**Set problem**
Identify all lines in the listing that include the word "este", and copy them out.

**Entries supplied**
BEGIN

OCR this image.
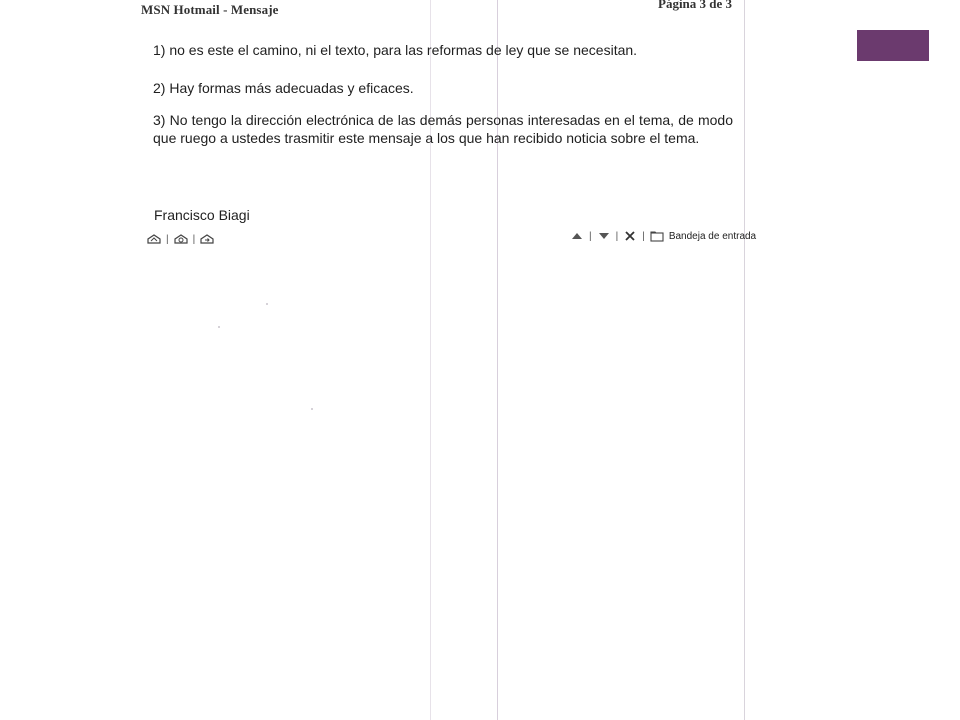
MSN Hotmail - Mensaje	Página 3 de 3

1) no es este el camino, ni el texto, para las reformas de ley que se necesitan.

2) Hay formas más adecuadas y eficaces.

3) No tengo la dirección electrónica de las demás personas interesadas en el tema, de modo que ruego a ustedes trasmitir este mensaje a los que han recibido noticia sobre el tema.

Francisco Biagi
| |	| | | Bandeja de entrada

END

**Written response**
1) no es este el camino, ni el texto, para las reformas de ley que se necesitan.
3) No tengo la dirección electrónica de las demás personas interesadas en el tema, de modo que ruego a ustedes trasmitir este mensaje a los que han recibido noticia sobre el tema.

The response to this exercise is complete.